▶ GIVEN EXERCISE: Copy every entry precisely.

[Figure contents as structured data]
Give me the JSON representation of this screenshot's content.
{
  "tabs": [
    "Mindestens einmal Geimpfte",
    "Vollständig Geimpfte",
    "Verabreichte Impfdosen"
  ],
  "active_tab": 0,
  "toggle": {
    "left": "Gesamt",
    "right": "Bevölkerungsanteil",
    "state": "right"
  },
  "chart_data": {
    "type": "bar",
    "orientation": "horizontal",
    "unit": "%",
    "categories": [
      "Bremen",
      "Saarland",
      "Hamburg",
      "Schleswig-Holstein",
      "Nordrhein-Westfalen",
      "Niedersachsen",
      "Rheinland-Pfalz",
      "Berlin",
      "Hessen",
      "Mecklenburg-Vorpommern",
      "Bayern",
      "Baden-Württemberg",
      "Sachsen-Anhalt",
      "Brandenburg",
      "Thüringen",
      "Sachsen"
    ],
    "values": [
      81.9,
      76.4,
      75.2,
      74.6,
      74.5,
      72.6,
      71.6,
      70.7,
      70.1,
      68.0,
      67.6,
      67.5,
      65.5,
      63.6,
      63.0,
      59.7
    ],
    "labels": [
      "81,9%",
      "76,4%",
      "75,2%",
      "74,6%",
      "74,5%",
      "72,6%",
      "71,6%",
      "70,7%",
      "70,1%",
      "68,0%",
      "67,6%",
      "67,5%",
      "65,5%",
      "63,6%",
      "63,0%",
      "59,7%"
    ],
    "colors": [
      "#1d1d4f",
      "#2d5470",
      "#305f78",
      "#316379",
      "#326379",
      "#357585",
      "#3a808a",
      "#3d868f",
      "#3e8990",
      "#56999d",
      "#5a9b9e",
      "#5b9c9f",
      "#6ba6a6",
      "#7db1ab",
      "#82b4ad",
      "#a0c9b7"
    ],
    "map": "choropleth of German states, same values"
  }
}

▶ OUTPUT FOR THIS TASK:
Give me the JSON representation of this screenshot's content.
{
  "tabs": [
    "Mindestens einmal Geimpfte",
    "Vollständig Geimpfte",
    "Verabreichte Impfdosen"
  ],
  "active_tab": 0,
  "toggle": {
    "left": "Gesamt",
    "right": "Bevölkerungsanteil",
    "state": "right"
  },
  "chart_data": {
    "type": "bar",
    "orientation": "horizontal",
    "unit": "%",
    "categories": [
      "Bremen",
      "Saarland",
      "Hamburg",
      "Schleswig-Holstein",
      "Nordrhein-Westfalen",
      "Niedersachsen",
      "Rheinland-Pfalz",
      "Berlin",
      "Hessen",
      "Mecklenburg-Vorpommern",
      "Bayern",
      "Baden-Württemberg",
      "Sachsen-Anhalt",
      "Brandenburg",
      "Thüringen",
      "Sachsen"
    ],
    "values": [
      81.9,
      76.4,
      75.2,
      74.6,
      74.5,
      72.6,
      71.6,
      70.7,
      70.1,
      68.0,
      67.6,
      67.5,
      65.5,
      63.6,
      63.0,
      59.7
    ],
    "labels": [
      "81,9%",
      "76,4%",
      "75,2%",
      "74,6%",
      "74,5%",
      "72,6%",
      "71,6%",
      "70,7%",
      "70,1%",
      "68,0%",
      "67,6%",
      "67,5%",
      "65,5%",
      "63,6%",
      "63,0%",
      "59,7%"
    ],
    "colors": [
      "#1d1d4f",
      "#2d5470",
      "#305f78",
      "#316379",
      "#326379",
      "#357585",
      "#3a808a",
      "#3d868f",
      "#3e8990",
      "#56999d",
      "#5a9b9e",
      "#5b9c9f",
      "#6ba6a6",
      "#7db1ab",
      "#82b4ad",
      "#a0c9b7"
    ],
    "map": "choropleth of German states, same values"
  }
}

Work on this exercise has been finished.